[Saved entries]
·····
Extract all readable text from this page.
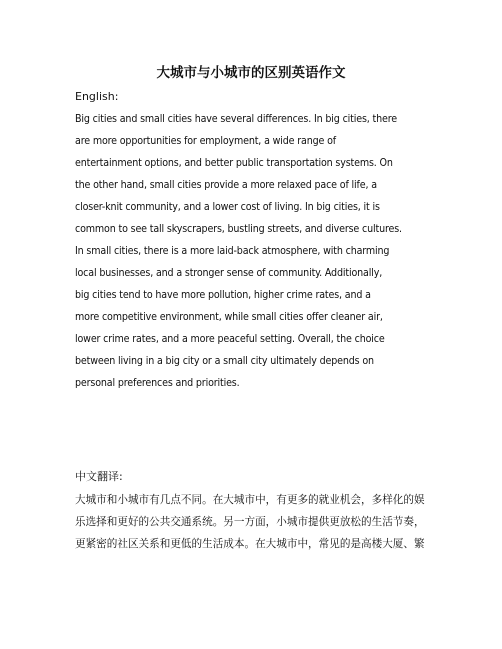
大城市与小城市的区别英语作文
English:
Big cities and small cities have several differences. In big cities, there
are more opportunities for employment, a wide range of
entertainment options, and better public transportation systems. On
the other hand, small cities provide a more relaxed pace of life, a
closer-knit community, and a lower cost of living. In big cities, it is
common to see tall skyscrapers, bustling streets, and diverse cultures.
In small cities, there is a more laid-back atmosphere, with charming
local businesses, and a stronger sense of community. Additionally,
big cities tend to have more pollution, higher crime rates, and a
more competitive environment, while small cities offer cleaner air,
lower crime rates, and a more peaceful setting. Overall, the choice
between living in a big city or a small city ultimately depends on
personal preferences and priorities.
中文翻译:
大城市和小城市有几点不同。在大城市中，有更多的就业机会，多样化的娱
乐选择和更好的公共交通系统。另一方面，小城市提供更放松的生活节奏，
更紧密的社区关系和更低的生活成本。在大城市中，常见的是高楼大厦、繁
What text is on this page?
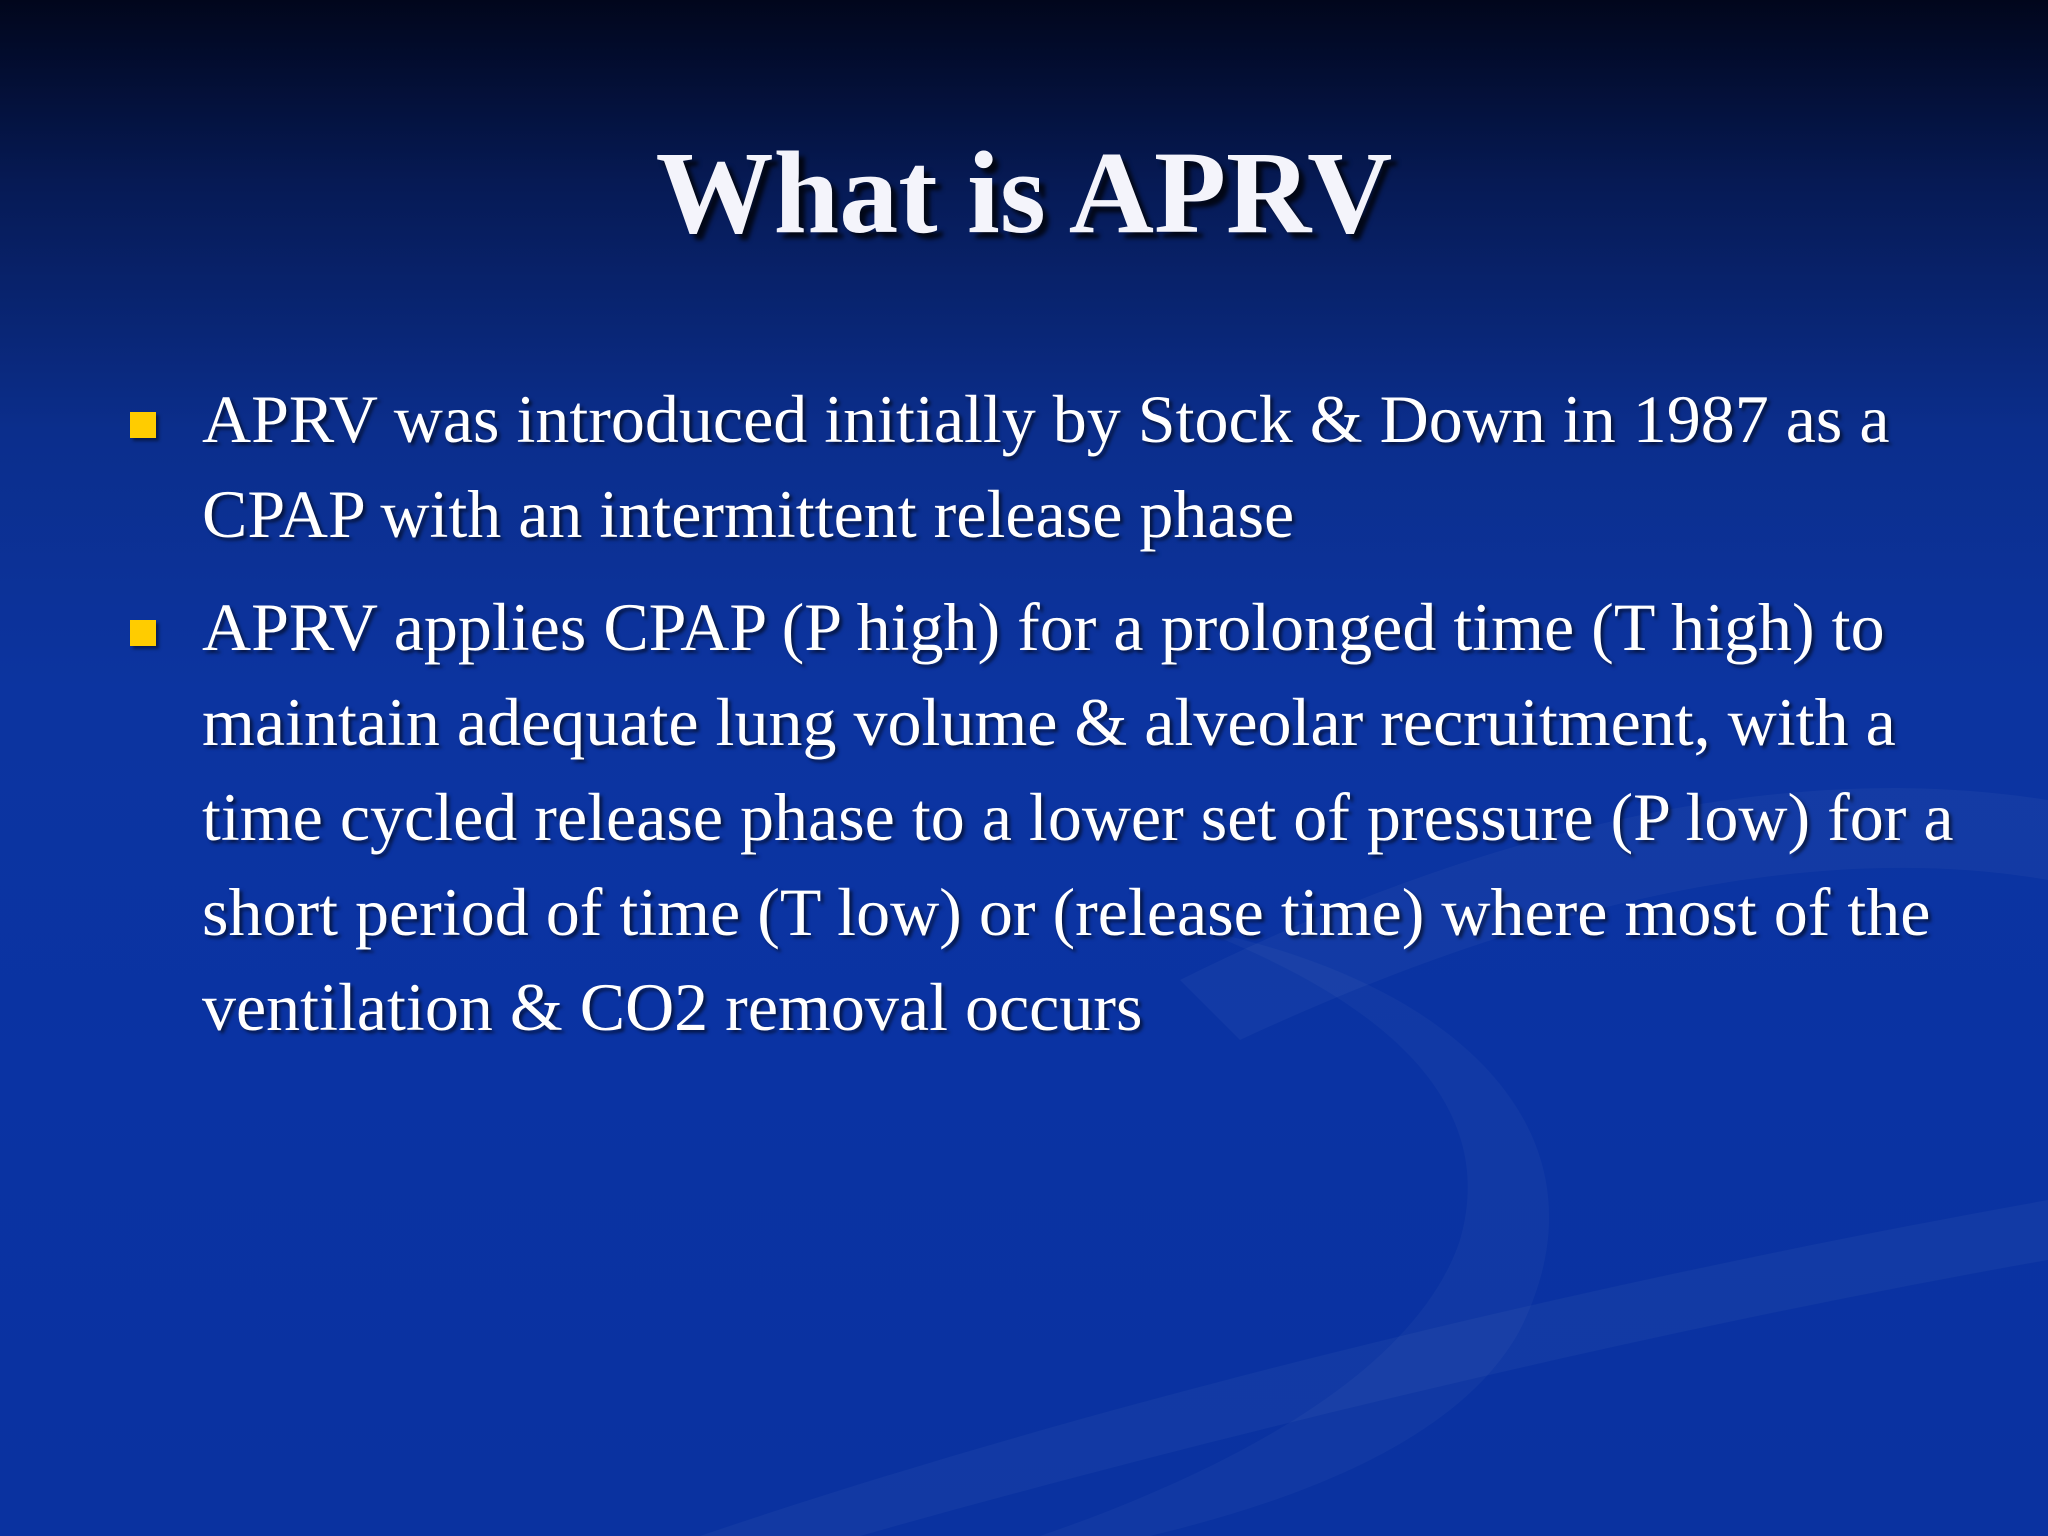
What is APRV
APRV was introduced initially by Stock & Down in 1987 as a CPAP with an intermittent release phase
APRV applies CPAP (P high) for a prolonged time (T high) to maintain adequate lung volume & alveolar recruitment, with a time cycled release phase to a lower set of pressure (P low) for a short period of time (T low) or (release time) where most of the ventilation & CO2 removal occurs
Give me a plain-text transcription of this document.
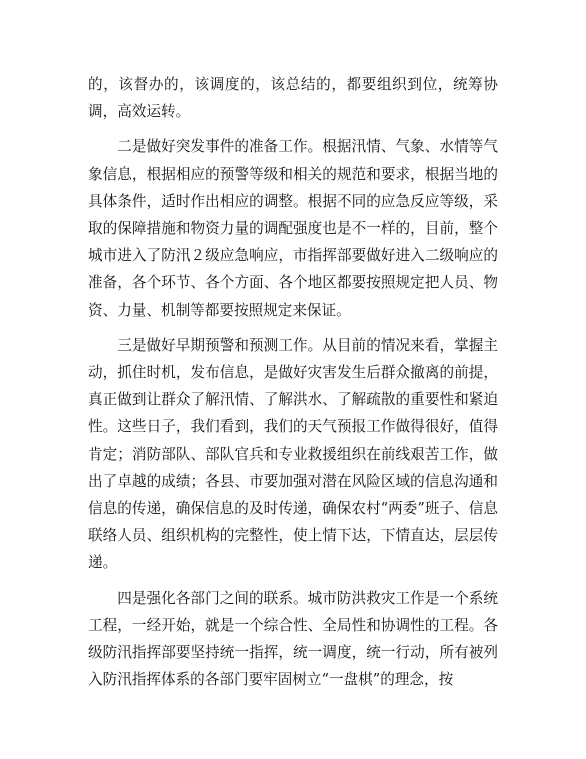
的，该督办的，该调度的，该总结的，都要组织到位，统筹协调，高效运转。

二是做好突发事件的准备工作。根据汛情、气象、水情等气象信息，根据相应的预警等级和相关的规范和要求，根据当地的具体条件，适时作出相应的调整。根据不同的应急反应等级，采取的保障措施和物资力量的调配强度也是不一样的，目前，整个城市进入了防汛２级应急响应，市指挥部要做好进入二级响应的准备，各个环节、各个方面、各个地区都要按照规定把人员、物资、力量、机制等都要按照规定来保证。

三是做好早期预警和预测工作。从目前的情况来看，掌握主动，抓住时机，发布信息，是做好灾害发生后群众撤离的前提，真正做到让群众了解汛情、了解洪水、了解疏散的重要性和紧迫性。这些日子，我们看到，我们的天气预报工作做得很好，值得肯定；消防部队、部队官兵和专业救援组织在前线艰苦工作，做出了卓越的成绩；各县、市要加强对潜在风险区域的信息沟通和信息的传递，确保信息的及时传递，确保农村“两委”班子、信息联络人员、组织机构的完整性，使上情下达，下情直达，层层传递。

四是强化各部门之间的联系。城市防洪救灾工作是一个系统工程，一经开始，就是一个综合性、全局性和协调性的工程。各级防汛指挥部要坚持统一指挥，统一调度，统一行动，所有被列入防汛指挥体系的各部门要牢固树立“一盘棋”的理念，按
·····
**TASK OBJECTIVE:**
All records above are to be printed exactly, minus the pictures they contain.

**ANSWER IN FULL:**
Extract all readable text from this page.
大城市与小城市的区别英语作文
English:
Big cities and small cities have several differences. In big cities, there
are more opportunities for employment, a wide range of
entertainment options, and better public transportation systems. On
the other hand, small cities provide a more relaxed pace of life, a
closer-knit community, and a lower cost of living. In big cities, it is
common to see tall skyscrapers, bustling streets, and diverse cultures.
In small cities, there is a more laid-back atmosphere, with charming
local businesses, and a stronger sense of community. Additionally,
big cities tend to have more pollution, higher crime rates, and a
more competitive environment, while small cities offer cleaner air,
lower crime rates, and a more peaceful setting. Overall, the choice
between living in a big city or a small city ultimately depends on
personal preferences and priorities.
中文翻译:
大城市和小城市有几点不同。在大城市中，有更多的就业机会，多样化的娱
乐选择和更好的公共交通系统。另一方面，小城市提供更放松的生活节奏，
更紧密的社区关系和更低的生活成本。在大城市中，常见的是高楼大厦、繁
What text is on this page?
What is APRV
APRV was introduced initially by Stock & Down in 1987 as a CPAP with an intermittent release phase
APRV applies CPAP (P high) for a prolonged time (T high) to maintain adequate lung volume & alveolar recruitment, with a time cycled release phase to a lower set of pressure (P low) for a short period of time (T low) or (release time) where most of the ventilation & CO2 removal occurs
Give me a plain-text transcription of this document.
的，该督办的，该调度的，该总结的，都要组织到位，统筹协调，高效运转。

二是做好突发事件的准备工作。根据汛情、气象、水情等气象信息，根据相应的预警等级和相关的规范和要求，根据当地的具体条件，适时作出相应的调整。根据不同的应急反应等级，采取的保障措施和物资力量的调配强度也是不一样的，目前，整个城市进入了防汛２级应急响应，市指挥部要做好进入二级响应的准备，各个环节、各个方面、各个地区都要按照规定把人员、物资、力量、机制等都要按照规定来保证。

三是做好早期预警和预测工作。从目前的情况来看，掌握主动，抓住时机，发布信息，是做好灾害发生后群众撤离的前提，真正做到让群众了解汛情、了解洪水、了解疏散的重要性和紧迫性。这些日子，我们看到，我们的天气预报工作做得很好，值得肯定；消防部队、部队官兵和专业救援组织在前线艰苦工作，做出了卓越的成绩；各县、市要加强对潜在风险区域的信息沟通和信息的传递，确保信息的及时传递，确保农村“两委”班子、信息联络人员、组织机构的完整性，使上情下达，下情直达，层层传递。

四是强化各部门之间的联系。城市防洪救灾工作是一个系统工程，一经开始，就是一个综合性、全局性和协调性的工程。各级防汛指挥部要坚持统一指挥，统一调度，统一行动，所有被列入防汛指挥体系的各部门要牢固树立“一盘棋”的理念，按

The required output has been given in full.